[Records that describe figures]

=======

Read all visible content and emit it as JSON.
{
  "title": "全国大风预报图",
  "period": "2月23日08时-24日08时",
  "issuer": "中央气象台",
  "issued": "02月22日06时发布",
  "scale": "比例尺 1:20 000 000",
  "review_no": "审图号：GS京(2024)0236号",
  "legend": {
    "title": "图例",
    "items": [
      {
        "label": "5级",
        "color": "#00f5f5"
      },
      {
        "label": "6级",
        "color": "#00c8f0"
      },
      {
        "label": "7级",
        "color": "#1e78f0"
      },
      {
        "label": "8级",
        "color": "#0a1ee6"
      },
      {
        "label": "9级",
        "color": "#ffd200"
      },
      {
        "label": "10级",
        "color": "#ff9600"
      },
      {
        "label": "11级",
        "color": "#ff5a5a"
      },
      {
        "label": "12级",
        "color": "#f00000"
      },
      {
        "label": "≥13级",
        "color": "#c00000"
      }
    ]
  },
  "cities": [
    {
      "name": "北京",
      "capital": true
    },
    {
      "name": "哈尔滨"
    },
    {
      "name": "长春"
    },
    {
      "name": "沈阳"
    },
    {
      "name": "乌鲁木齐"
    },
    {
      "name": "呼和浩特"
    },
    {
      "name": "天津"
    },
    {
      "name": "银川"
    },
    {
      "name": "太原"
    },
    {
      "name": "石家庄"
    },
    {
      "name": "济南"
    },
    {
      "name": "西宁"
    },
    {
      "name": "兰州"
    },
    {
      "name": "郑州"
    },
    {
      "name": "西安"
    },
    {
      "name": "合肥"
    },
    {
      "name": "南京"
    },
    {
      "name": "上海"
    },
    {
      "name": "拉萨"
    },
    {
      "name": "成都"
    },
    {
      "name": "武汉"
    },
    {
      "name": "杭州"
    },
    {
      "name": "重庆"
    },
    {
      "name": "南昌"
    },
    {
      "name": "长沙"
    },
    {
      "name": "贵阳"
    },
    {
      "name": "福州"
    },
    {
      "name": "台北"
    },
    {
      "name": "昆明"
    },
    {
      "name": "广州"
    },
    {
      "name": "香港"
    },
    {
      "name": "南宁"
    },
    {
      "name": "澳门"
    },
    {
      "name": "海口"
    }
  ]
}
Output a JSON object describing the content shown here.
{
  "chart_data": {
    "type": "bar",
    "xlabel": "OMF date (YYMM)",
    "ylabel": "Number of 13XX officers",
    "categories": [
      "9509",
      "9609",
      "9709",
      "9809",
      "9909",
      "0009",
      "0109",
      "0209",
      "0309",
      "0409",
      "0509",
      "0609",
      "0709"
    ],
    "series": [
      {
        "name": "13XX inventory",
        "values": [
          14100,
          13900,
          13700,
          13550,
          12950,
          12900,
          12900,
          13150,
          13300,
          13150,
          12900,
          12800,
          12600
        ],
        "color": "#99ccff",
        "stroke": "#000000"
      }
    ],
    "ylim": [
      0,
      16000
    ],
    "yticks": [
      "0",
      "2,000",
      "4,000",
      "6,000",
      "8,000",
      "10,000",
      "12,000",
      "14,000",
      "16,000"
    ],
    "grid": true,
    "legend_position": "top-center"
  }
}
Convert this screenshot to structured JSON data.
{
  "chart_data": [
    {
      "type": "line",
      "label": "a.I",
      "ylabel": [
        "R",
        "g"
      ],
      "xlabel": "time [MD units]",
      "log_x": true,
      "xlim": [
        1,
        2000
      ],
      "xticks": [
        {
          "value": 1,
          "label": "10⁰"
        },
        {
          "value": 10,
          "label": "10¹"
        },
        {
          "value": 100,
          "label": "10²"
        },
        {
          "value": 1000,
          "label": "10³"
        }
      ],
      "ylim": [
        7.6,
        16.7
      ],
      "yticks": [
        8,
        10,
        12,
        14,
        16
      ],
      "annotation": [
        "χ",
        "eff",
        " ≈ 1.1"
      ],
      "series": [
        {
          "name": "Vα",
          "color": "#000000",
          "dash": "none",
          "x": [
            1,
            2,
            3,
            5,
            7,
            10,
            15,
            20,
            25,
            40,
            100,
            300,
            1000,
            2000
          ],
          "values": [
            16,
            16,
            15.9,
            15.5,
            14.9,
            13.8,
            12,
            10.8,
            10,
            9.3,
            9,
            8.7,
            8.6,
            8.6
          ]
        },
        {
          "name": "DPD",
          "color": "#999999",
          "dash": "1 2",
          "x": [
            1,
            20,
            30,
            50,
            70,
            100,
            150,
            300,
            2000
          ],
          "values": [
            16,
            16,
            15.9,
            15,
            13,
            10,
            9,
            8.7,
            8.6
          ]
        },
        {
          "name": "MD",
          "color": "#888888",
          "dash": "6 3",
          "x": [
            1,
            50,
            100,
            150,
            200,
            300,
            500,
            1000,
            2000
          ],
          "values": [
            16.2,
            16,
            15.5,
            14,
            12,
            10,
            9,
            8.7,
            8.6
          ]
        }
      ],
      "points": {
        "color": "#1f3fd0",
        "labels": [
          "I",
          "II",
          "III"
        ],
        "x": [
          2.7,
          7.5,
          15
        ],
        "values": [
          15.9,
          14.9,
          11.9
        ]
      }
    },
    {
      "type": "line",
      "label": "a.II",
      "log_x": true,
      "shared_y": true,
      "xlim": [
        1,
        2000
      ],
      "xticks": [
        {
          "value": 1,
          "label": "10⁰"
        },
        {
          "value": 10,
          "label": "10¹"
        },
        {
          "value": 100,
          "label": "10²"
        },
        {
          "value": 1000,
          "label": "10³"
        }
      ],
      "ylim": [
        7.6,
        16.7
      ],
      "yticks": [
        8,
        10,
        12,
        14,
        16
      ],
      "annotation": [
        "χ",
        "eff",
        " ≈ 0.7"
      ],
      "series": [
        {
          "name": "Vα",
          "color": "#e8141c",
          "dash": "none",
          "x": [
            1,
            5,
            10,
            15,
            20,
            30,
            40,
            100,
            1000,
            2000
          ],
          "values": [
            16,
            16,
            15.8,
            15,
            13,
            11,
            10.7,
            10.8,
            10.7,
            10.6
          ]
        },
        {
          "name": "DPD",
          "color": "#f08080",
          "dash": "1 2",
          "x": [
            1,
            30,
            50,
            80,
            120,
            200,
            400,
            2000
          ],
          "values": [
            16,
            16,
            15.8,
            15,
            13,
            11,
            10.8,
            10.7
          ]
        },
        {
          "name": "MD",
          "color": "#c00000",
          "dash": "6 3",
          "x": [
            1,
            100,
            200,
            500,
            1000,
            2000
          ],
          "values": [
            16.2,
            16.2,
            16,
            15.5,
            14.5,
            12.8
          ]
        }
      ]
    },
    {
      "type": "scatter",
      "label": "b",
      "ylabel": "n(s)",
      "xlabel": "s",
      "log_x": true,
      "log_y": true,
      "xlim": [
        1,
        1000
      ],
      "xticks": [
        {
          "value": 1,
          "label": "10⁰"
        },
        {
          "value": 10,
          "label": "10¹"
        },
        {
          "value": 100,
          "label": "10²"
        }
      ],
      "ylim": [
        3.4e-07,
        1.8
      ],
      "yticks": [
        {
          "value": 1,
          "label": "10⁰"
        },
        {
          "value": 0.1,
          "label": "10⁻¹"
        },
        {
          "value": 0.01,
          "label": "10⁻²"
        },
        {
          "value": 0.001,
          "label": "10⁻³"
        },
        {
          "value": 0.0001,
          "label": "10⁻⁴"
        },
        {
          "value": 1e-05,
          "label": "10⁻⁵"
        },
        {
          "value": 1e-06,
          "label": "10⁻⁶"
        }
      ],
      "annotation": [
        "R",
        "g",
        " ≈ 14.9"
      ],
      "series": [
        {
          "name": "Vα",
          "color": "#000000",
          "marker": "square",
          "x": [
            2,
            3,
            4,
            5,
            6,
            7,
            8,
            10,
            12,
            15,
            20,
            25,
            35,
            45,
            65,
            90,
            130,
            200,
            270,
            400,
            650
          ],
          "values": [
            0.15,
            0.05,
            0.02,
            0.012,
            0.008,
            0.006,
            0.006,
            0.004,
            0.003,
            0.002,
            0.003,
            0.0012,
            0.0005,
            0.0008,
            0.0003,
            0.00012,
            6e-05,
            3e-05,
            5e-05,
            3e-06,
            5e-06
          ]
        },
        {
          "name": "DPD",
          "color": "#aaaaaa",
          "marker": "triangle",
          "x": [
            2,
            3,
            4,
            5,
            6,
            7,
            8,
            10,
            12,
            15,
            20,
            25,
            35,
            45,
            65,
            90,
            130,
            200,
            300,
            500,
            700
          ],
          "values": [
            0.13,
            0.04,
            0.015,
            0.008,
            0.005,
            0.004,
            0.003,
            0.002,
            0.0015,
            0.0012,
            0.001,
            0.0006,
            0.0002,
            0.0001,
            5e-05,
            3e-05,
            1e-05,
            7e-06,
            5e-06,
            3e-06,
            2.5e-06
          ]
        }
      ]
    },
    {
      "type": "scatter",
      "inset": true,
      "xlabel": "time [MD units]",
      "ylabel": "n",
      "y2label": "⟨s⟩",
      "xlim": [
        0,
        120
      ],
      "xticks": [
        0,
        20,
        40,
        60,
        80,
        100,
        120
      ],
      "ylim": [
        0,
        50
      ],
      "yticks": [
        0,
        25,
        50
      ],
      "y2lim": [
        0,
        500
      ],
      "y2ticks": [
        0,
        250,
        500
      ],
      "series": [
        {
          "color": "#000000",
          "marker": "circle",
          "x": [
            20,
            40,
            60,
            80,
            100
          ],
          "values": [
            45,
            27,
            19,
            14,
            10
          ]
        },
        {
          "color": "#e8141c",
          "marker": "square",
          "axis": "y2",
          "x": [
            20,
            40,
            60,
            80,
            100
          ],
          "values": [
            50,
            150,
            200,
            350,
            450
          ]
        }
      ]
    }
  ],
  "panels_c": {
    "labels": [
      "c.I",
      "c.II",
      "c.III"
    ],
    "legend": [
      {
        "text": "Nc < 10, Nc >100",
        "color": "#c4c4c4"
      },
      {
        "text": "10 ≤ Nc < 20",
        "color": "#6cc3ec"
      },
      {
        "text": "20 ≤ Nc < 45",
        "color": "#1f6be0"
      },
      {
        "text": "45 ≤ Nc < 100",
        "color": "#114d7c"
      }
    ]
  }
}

=======

- _Problem statement_:
Take every line that includes the string "text" and copy it.

- _Output for this task_:
        "text": "Nc < 10, Nc >100",
        "text": "10 ≤ Nc < 20",
        "text": "20 ≤ Nc < 45",
        "text": "45 ≤ Nc < 100",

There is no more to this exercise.